EXERCISE BRIEF:
Pick out each line of the records that includes the string "color", and copy it.

** Start of EXTRACTED RECORDS **

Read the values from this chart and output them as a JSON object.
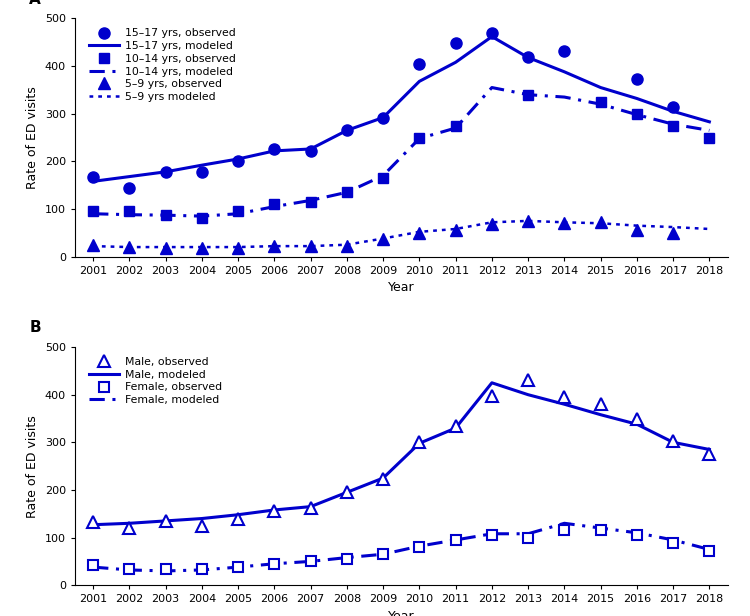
{
  "years": [
    2001,
    2002,
    2003,
    2004,
    2005,
    2006,
    2007,
    2008,
    2009,
    2010,
    2011,
    2012,
    2013,
    2014,
    2015,
    2016,
    2017,
    2018
  ],
  "panel_a": {
    "obs_15_17": [
      168,
      143,
      178,
      178,
      200,
      225,
      222,
      265,
      290,
      405,
      448,
      470,
      420,
      432,
      null,
      372,
      315,
      null
    ],
    "mod_15_17": [
      158,
      168,
      178,
      192,
      205,
      222,
      226,
      265,
      292,
      368,
      408,
      462,
      418,
      388,
      355,
      332,
      305,
      283
    ],
    "obs_10_14": [
      95,
      95,
      88,
      80,
      95,
      110,
      115,
      135,
      165,
      250,
      275,
      null,
      340,
      null,
      325,
      300,
      275,
      250
    ],
    "mod_10_14": [
      90,
      88,
      87,
      85,
      90,
      105,
      118,
      135,
      170,
      248,
      270,
      355,
      340,
      335,
      320,
      298,
      278,
      265
    ],
    "obs_5_9": [
      25,
      20,
      18,
      18,
      18,
      22,
      22,
      22,
      38,
      50,
      55,
      68,
      75,
      70,
      72,
      55,
      50,
      null
    ],
    "mod_5_9": [
      22,
      20,
      20,
      20,
      20,
      22,
      22,
      25,
      38,
      52,
      58,
      72,
      75,
      72,
      70,
      65,
      62,
      58
    ]
  },
  "panel_b": {
    "obs_male": [
      133,
      120,
      135,
      125,
      140,
      155,
      162,
      195,
      222,
      300,
      335,
      398,
      430,
      395,
      380,
      350,
      302,
      275
    ],
    "mod_male": [
      127,
      130,
      135,
      140,
      148,
      158,
      165,
      195,
      225,
      298,
      330,
      425,
      400,
      380,
      358,
      338,
      300,
      285
    ],
    "obs_female": [
      42,
      35,
      33,
      35,
      38,
      45,
      50,
      55,
      65,
      80,
      95,
      105,
      100,
      115,
      115,
      105,
      88,
      72
    ],
    "mod_female": [
      38,
      32,
      30,
      32,
      38,
      45,
      50,
      58,
      65,
      82,
      95,
      108,
      108,
      130,
      120,
      110,
      95,
      75
    ]
  },
  "color": "#0000CC",
  "ylabel": "Rate of ED visits",
  "xlabel": "Year",
  "ylim": [
    0,
    500
  ],
  "yticks": [
    0,
    100,
    200,
    300,
    400,
    500
  ],
  "panel_a_label": "A",
  "panel_b_label": "B"
}
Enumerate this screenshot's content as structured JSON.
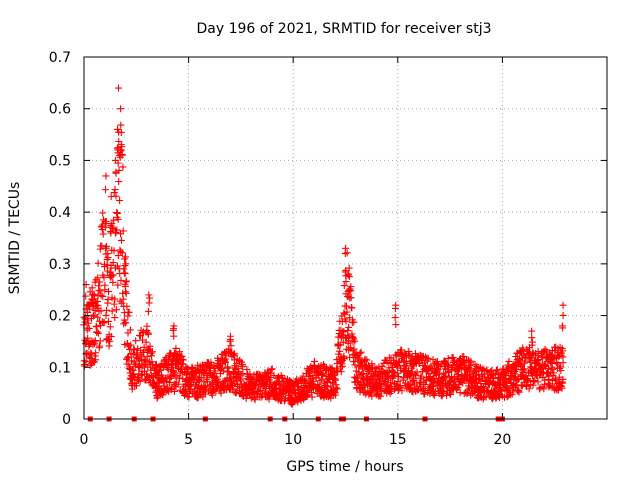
{
  "chart_data": {
    "type": "scatter",
    "title": "Day 196 of 2021, SRMTID for receiver stj3",
    "xlabel": "GPS time / hours",
    "ylabel": "SRMTID / TECUs",
    "xlim": [
      0,
      25
    ],
    "ylim": [
      0,
      0.7
    ],
    "xticks": [
      0,
      5,
      10,
      15,
      20
    ],
    "xtick_labels": [
      "0",
      "5",
      "10",
      "15",
      "20"
    ],
    "yticks": [
      0,
      0.1,
      0.2,
      0.3,
      0.4,
      0.5,
      0.6,
      0.7
    ],
    "ytick_labels": [
      "0",
      "0.1",
      "0.2",
      "0.3",
      "0.4",
      "0.5",
      "0.6",
      "0.7"
    ],
    "grid": true,
    "marker": "+",
    "color": "#ff0000",
    "envelope_description": "approximate typical SRMTID level vs hour; the plot shows a dense scatter of '+' markers around this envelope",
    "envelope": [
      {
        "x": 0.0,
        "y": 0.15
      },
      {
        "x": 0.3,
        "y": 0.18
      },
      {
        "x": 0.6,
        "y": 0.2
      },
      {
        "x": 0.9,
        "y": 0.3
      },
      {
        "x": 1.2,
        "y": 0.25
      },
      {
        "x": 1.5,
        "y": 0.35
      },
      {
        "x": 1.8,
        "y": 0.4
      },
      {
        "x": 2.0,
        "y": 0.2
      },
      {
        "x": 2.3,
        "y": 0.1
      },
      {
        "x": 2.6,
        "y": 0.12
      },
      {
        "x": 3.0,
        "y": 0.13
      },
      {
        "x": 3.5,
        "y": 0.07
      },
      {
        "x": 4.0,
        "y": 0.09
      },
      {
        "x": 4.5,
        "y": 0.1
      },
      {
        "x": 5.0,
        "y": 0.07
      },
      {
        "x": 6.0,
        "y": 0.08
      },
      {
        "x": 7.0,
        "y": 0.1
      },
      {
        "x": 8.0,
        "y": 0.06
      },
      {
        "x": 9.0,
        "y": 0.07
      },
      {
        "x": 10.0,
        "y": 0.05
      },
      {
        "x": 11.0,
        "y": 0.08
      },
      {
        "x": 12.0,
        "y": 0.07
      },
      {
        "x": 12.6,
        "y": 0.25
      },
      {
        "x": 13.0,
        "y": 0.1
      },
      {
        "x": 14.0,
        "y": 0.07
      },
      {
        "x": 15.0,
        "y": 0.1
      },
      {
        "x": 16.0,
        "y": 0.09
      },
      {
        "x": 17.0,
        "y": 0.08
      },
      {
        "x": 18.0,
        "y": 0.09
      },
      {
        "x": 19.0,
        "y": 0.07
      },
      {
        "x": 20.0,
        "y": 0.07
      },
      {
        "x": 21.0,
        "y": 0.1
      },
      {
        "x": 22.0,
        "y": 0.1
      },
      {
        "x": 22.9,
        "y": 0.1
      }
    ],
    "peaks": [
      {
        "x": 0.1,
        "y": 0.26
      },
      {
        "x": 0.4,
        "y": 0.24
      },
      {
        "x": 1.05,
        "y": 0.47
      },
      {
        "x": 1.3,
        "y": 0.43
      },
      {
        "x": 1.5,
        "y": 0.5
      },
      {
        "x": 1.6,
        "y": 0.56
      },
      {
        "x": 1.65,
        "y": 0.64
      },
      {
        "x": 1.75,
        "y": 0.6
      },
      {
        "x": 2.0,
        "y": 0.3
      },
      {
        "x": 3.1,
        "y": 0.24
      },
      {
        "x": 4.3,
        "y": 0.18
      },
      {
        "x": 7.0,
        "y": 0.16
      },
      {
        "x": 12.5,
        "y": 0.33
      },
      {
        "x": 12.65,
        "y": 0.28
      },
      {
        "x": 14.9,
        "y": 0.22
      },
      {
        "x": 21.4,
        "y": 0.17
      },
      {
        "x": 22.9,
        "y": 0.22
      }
    ],
    "zero_markers_x": [
      0.3,
      1.2,
      2.4,
      3.3,
      5.8,
      8.9,
      9.6,
      11.2,
      12.3,
      12.4,
      13.5,
      16.3,
      19.8,
      20.0
    ]
  }
}
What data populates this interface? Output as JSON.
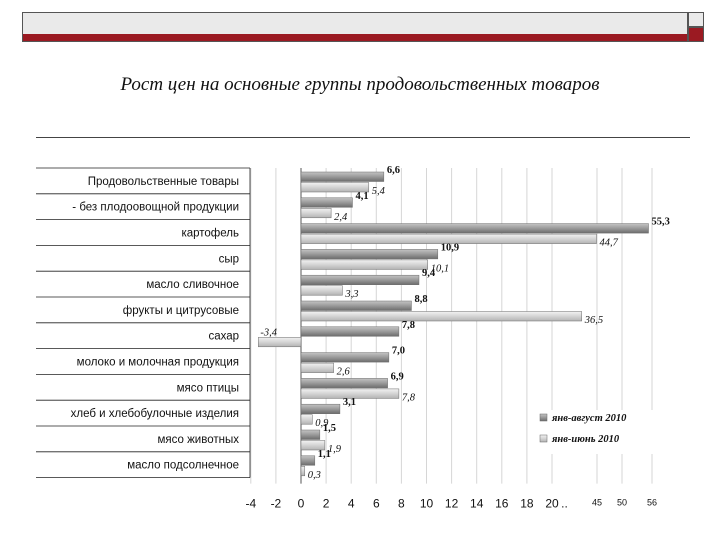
{
  "header": {
    "title": "Рост цен на основные группы продовольственных товаров"
  },
  "chart_data": {
    "type": "bar",
    "orientation": "horizontal",
    "categories": [
      "Продовольственные товары",
      "- без плодоовощной продукции",
      "картофель",
      "сыр",
      "масло сливочное",
      "фрукты и цитрусовые",
      "сахар",
      "молоко и молочная продукция",
      "мясо птицы",
      "хлеб и хлебобулочные изделия",
      "мясо животных",
      "масло подсолнечное"
    ],
    "series": [
      {
        "name": "янв-август 2010",
        "color": "#8c8c8c",
        "values": [
          6.6,
          4.1,
          55.3,
          10.9,
          9.4,
          8.8,
          7.8,
          7.0,
          6.9,
          3.1,
          1.5,
          1.1
        ],
        "labels": [
          "6,6",
          "4,1",
          "55,3",
          "10,9",
          "9,4",
          "8,8",
          "7,8",
          "7,0",
          "6,9",
          "3,1",
          "1,5",
          "1,1"
        ]
      },
      {
        "name": "янв-июнь 2010",
        "color": "#cfcfcf",
        "values": [
          5.4,
          2.4,
          44.7,
          10.1,
          3.3,
          36.5,
          -3.4,
          2.6,
          7.8,
          0.9,
          1.9,
          0.3
        ],
        "labels": [
          "5,4",
          "2,4",
          "44,7",
          "10,1",
          "3,3",
          "36,5",
          "-3,4",
          "2,6",
          "7,8",
          "0,9",
          "1,9",
          "0,3"
        ]
      }
    ],
    "x_ticks": [
      "-4",
      "-2",
      "0",
      "2",
      "4",
      "6",
      "8",
      "10",
      "12",
      "14",
      "16",
      "18",
      "20",
      "..",
      "45",
      "50",
      "56"
    ],
    "axis_break": {
      "from": 20,
      "to": 45
    },
    "xlim": [
      -4,
      56
    ],
    "legend_position": "bottom-right",
    "grid": true
  }
}
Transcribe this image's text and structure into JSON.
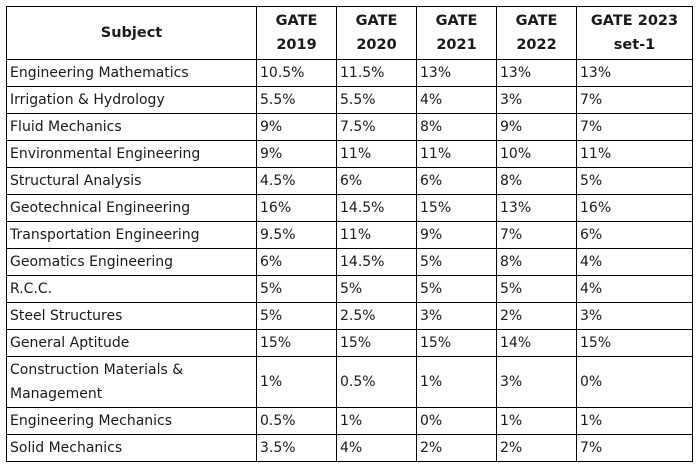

** End of EXTRACTED RECORDS **

RESULT BELOW:
  "color": "#0000CC",
    "color": "#ff0000",
        "color": "#8c8c8c",
        "color": "#cfcfcf",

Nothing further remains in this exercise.